-- Begin PROVIDED DATA --

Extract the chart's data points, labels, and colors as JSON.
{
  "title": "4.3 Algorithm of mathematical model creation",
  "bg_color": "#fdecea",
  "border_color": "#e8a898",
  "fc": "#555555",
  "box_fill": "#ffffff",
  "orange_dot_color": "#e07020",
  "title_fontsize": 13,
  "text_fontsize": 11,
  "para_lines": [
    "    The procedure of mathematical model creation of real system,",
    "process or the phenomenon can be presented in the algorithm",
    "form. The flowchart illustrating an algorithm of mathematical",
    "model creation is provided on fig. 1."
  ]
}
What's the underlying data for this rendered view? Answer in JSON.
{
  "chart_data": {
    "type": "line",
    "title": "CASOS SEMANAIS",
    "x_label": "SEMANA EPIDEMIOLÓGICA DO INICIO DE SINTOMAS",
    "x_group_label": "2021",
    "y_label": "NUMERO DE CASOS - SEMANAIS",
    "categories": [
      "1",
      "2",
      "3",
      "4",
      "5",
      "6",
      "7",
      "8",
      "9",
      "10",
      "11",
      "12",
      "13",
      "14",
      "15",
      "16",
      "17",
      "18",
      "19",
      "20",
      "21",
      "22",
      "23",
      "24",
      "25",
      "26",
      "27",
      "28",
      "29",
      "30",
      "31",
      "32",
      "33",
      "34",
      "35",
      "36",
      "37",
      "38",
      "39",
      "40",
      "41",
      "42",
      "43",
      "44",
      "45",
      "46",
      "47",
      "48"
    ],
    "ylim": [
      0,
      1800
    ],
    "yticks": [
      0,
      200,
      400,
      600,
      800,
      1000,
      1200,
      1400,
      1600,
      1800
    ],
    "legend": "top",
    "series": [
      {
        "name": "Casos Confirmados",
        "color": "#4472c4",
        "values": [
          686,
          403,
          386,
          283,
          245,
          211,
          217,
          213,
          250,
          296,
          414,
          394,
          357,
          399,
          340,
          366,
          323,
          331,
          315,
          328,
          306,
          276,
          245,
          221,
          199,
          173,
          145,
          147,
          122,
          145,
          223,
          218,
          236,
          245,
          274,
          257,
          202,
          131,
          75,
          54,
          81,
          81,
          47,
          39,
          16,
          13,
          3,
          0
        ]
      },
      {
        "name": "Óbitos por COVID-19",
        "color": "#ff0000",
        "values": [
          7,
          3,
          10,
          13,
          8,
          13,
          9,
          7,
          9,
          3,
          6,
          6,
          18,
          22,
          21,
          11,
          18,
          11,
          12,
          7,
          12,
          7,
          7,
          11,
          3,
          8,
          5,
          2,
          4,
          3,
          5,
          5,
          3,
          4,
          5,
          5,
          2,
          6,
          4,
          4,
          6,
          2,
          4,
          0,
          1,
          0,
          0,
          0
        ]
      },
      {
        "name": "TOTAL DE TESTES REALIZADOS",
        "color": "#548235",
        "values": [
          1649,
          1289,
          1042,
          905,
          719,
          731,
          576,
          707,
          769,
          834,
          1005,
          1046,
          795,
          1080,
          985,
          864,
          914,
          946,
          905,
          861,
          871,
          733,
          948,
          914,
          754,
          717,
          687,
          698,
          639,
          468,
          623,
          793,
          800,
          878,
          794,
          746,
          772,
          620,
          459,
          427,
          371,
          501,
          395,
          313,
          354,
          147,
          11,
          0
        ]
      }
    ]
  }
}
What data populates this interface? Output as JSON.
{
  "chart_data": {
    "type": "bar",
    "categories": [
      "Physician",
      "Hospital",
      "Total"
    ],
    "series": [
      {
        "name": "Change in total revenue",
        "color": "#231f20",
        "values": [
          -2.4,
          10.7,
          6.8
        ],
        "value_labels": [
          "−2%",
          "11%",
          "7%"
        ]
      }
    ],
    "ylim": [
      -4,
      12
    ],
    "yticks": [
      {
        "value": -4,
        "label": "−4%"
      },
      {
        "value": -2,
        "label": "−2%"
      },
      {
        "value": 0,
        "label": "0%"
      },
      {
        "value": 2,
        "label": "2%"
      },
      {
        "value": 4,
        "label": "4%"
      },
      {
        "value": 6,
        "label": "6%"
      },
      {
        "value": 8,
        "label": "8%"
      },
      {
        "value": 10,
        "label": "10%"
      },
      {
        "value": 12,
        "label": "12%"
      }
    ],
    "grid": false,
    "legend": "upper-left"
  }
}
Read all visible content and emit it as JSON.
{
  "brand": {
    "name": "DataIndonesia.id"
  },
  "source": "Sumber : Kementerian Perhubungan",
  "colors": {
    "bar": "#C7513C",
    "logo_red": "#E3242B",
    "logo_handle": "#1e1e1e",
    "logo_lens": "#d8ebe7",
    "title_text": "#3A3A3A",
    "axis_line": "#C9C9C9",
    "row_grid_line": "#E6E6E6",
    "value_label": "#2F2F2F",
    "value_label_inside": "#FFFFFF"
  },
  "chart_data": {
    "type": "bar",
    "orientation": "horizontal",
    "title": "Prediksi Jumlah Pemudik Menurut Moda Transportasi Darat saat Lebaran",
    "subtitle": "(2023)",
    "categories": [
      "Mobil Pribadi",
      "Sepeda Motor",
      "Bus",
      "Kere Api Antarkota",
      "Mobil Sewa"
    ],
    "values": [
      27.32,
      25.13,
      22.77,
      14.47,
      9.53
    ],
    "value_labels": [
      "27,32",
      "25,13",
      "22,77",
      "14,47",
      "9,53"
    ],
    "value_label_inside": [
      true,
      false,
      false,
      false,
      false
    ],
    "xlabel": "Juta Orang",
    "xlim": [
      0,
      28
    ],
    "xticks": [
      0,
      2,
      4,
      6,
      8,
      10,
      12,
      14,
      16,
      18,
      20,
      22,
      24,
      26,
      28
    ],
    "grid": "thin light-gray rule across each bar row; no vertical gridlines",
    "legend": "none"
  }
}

-- End PROVIDED DATA --

| YOUR OBJECTIVE |
Of all the lines above, how many contain the word "colors"? Answer with only the number.

| ANSWER TO THE TASK |
2